━━━━━ Records to process ━━━━━
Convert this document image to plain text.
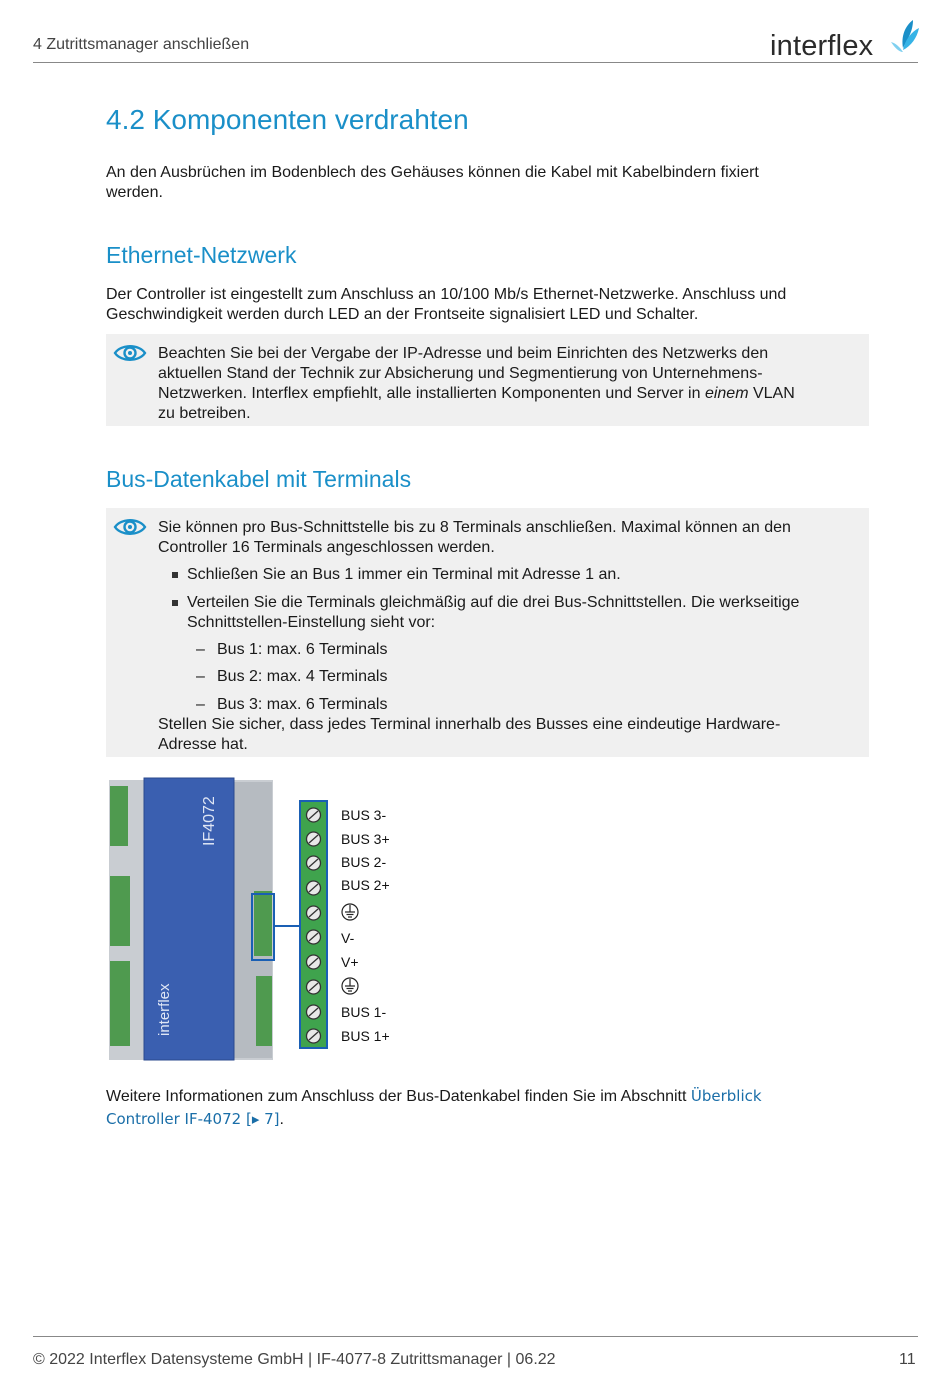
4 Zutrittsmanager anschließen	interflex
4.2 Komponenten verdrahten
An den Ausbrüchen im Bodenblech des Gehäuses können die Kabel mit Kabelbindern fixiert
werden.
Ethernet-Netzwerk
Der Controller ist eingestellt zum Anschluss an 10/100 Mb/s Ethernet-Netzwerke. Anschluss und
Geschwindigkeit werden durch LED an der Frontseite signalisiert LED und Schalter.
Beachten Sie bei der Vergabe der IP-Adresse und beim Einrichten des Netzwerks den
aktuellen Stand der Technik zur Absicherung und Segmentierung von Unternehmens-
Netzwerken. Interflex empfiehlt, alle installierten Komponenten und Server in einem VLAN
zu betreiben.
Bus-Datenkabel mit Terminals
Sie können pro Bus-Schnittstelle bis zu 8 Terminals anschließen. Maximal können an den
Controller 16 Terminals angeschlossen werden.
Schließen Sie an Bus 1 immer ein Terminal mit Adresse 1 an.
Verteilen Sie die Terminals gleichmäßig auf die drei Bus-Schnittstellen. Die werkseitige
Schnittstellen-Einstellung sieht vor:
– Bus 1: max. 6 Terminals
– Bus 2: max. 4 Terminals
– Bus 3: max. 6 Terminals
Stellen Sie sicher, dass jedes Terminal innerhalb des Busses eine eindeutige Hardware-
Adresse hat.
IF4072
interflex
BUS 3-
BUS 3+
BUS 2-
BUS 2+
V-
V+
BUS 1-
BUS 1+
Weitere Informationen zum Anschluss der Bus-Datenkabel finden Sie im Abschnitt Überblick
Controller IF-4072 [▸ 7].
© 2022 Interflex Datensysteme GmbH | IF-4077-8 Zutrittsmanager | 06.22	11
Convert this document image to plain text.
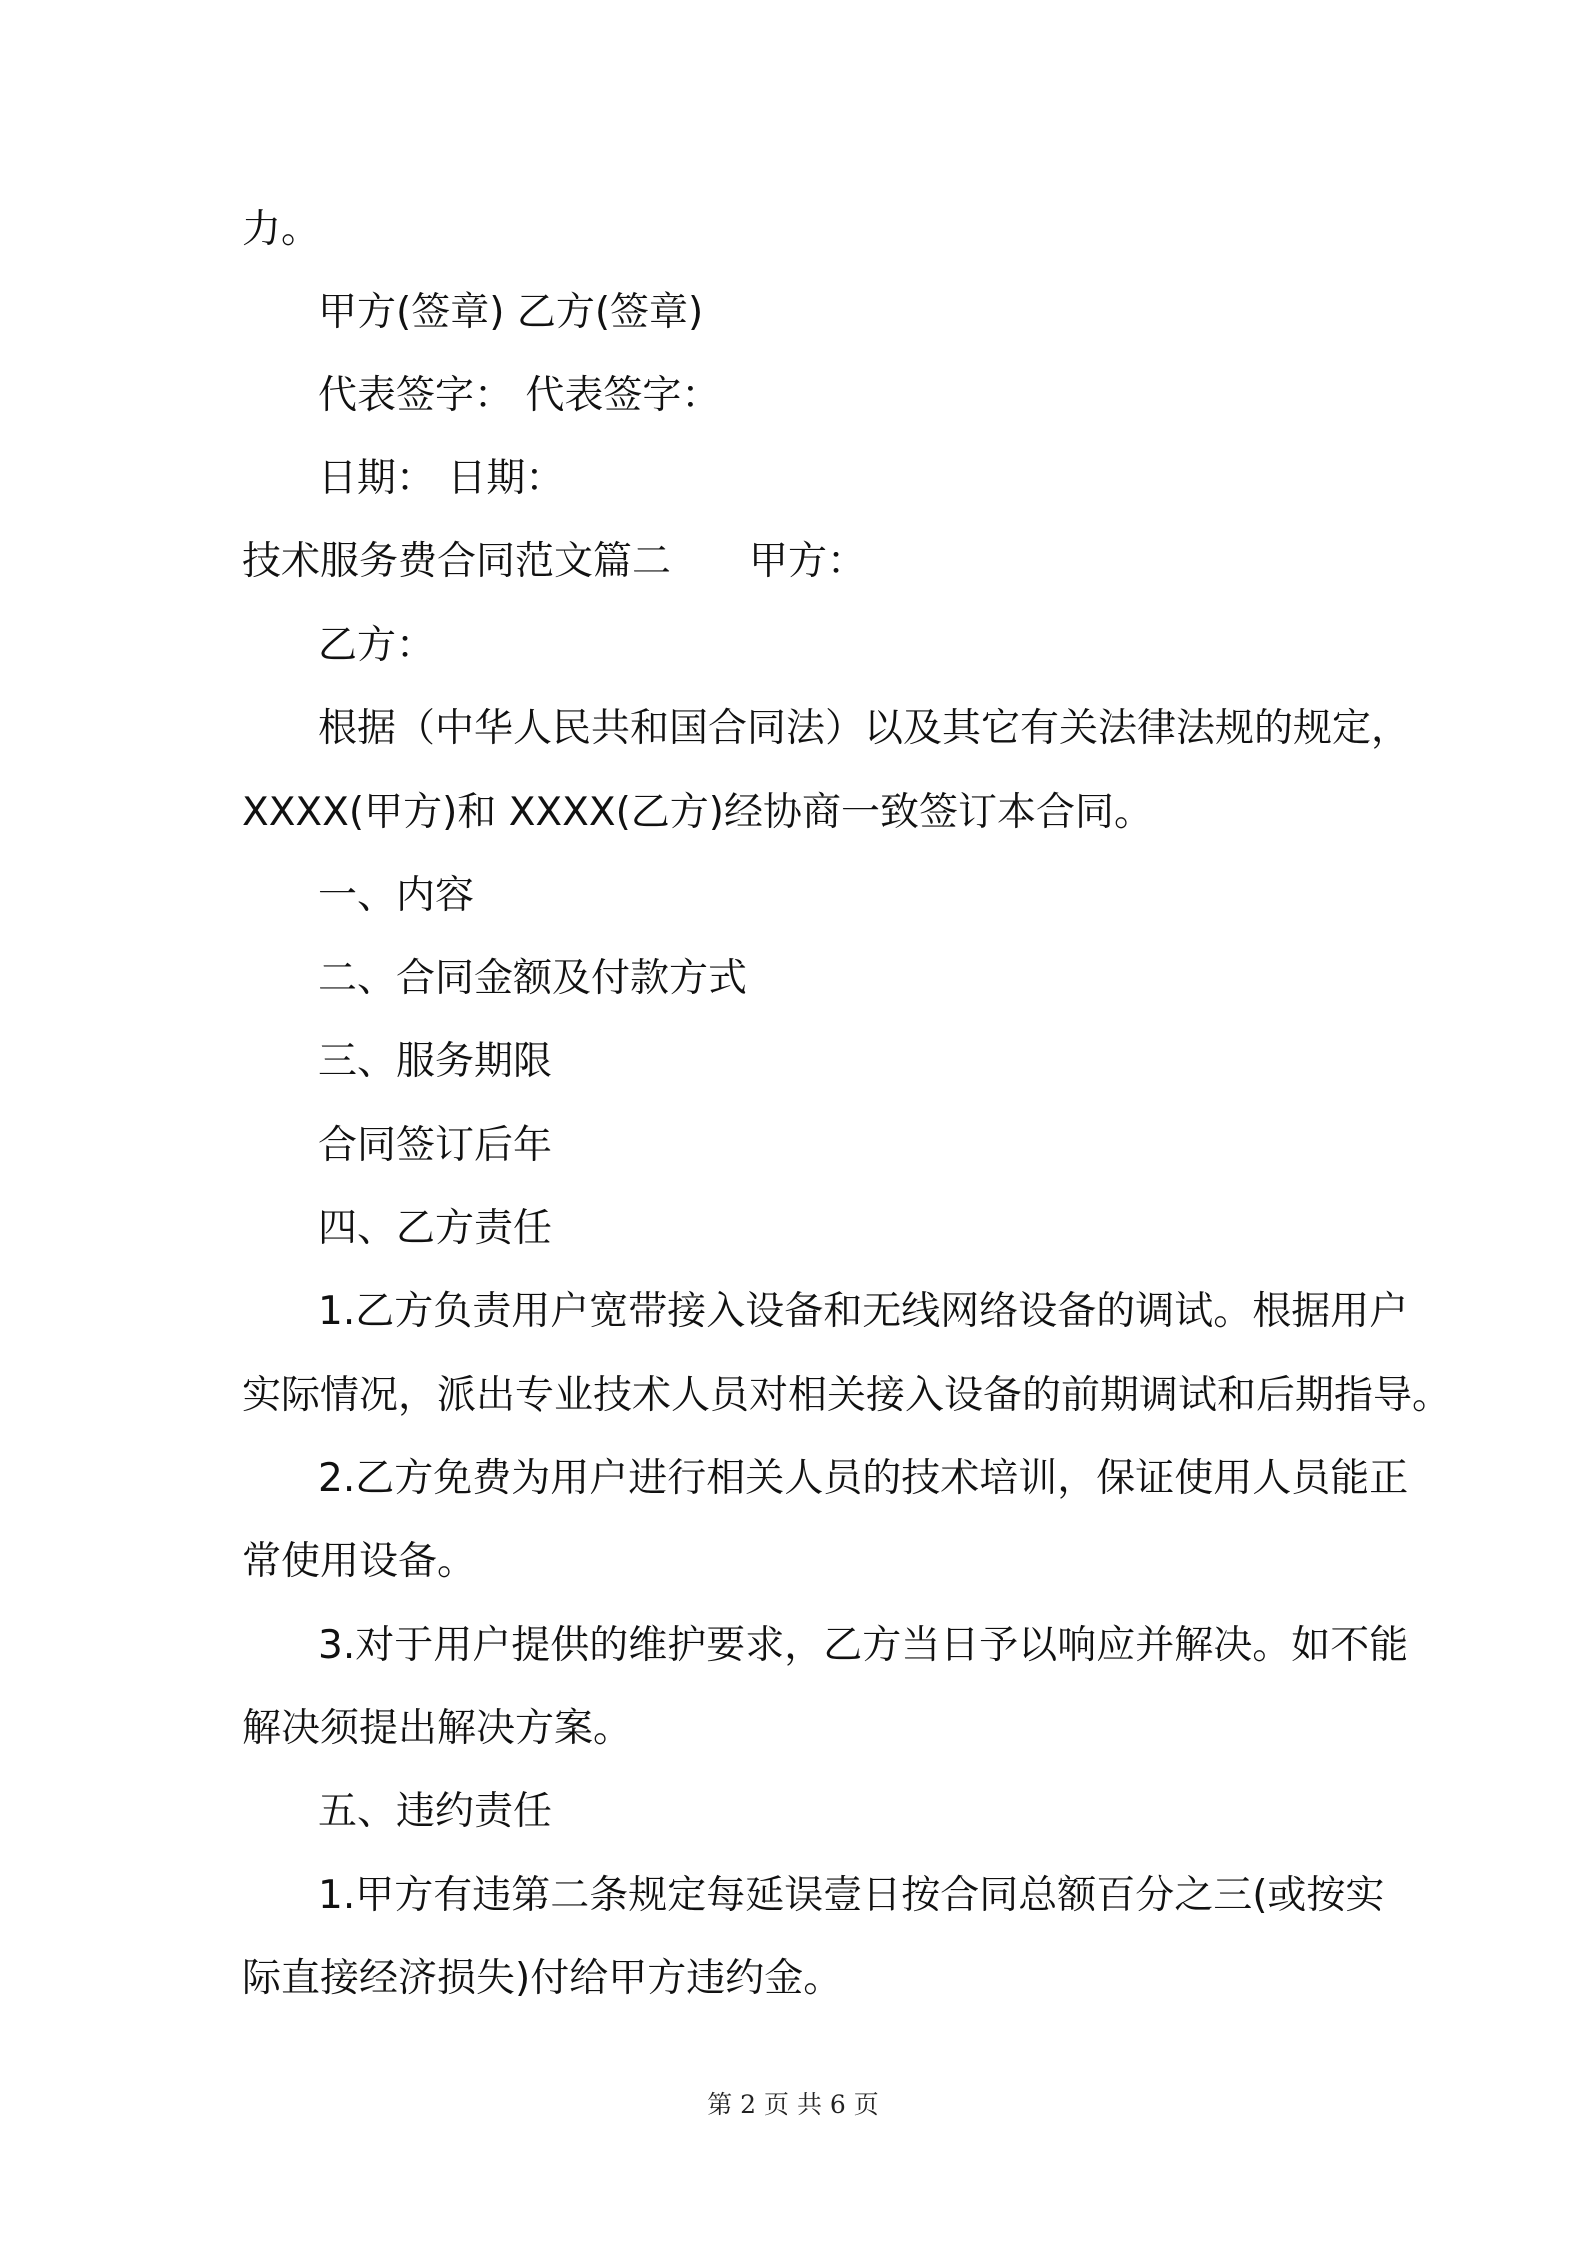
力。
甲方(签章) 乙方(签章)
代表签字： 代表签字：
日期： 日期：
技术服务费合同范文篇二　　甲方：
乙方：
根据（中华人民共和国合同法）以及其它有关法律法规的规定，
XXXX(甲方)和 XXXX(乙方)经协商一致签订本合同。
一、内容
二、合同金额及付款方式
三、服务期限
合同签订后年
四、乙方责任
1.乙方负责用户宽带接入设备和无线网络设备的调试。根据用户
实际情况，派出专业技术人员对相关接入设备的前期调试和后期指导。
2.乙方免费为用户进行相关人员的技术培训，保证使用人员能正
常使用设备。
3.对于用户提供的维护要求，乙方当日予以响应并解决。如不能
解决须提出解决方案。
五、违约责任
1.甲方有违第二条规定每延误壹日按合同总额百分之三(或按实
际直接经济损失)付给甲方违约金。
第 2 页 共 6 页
━━━━━
--- Task requirements ---
Return each line of the data that contains the string "Ethernet".

--- Task answer ---
Ethernet-Netzwerk
Der Controller ist eingestellt zum Anschluss an 10/100 Mb/s Ethernet-Netzwerke. Anschluss und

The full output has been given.